• Problem: Render every entry exactly as it appears.

** START Provided information **

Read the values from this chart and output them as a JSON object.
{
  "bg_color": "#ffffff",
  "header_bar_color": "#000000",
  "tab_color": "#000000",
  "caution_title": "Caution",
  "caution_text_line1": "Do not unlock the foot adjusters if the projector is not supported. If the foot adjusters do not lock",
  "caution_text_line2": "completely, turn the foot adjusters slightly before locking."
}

** END Provided information **

• Solution for this problem:
Read the values from this chart and output them as a JSON object.
{
  "bg_color": "#ffffff",
  "header_bar_color": "#000000",
  "tab_color": "#000000",
  "caution_title": "Caution",
  "caution_text_line1": "Do not unlock the foot adjusters if the projector is not supported. If the foot adjusters do not lock",
  "caution_text_line2": "completely, turn the foot adjusters slightly before locking."
}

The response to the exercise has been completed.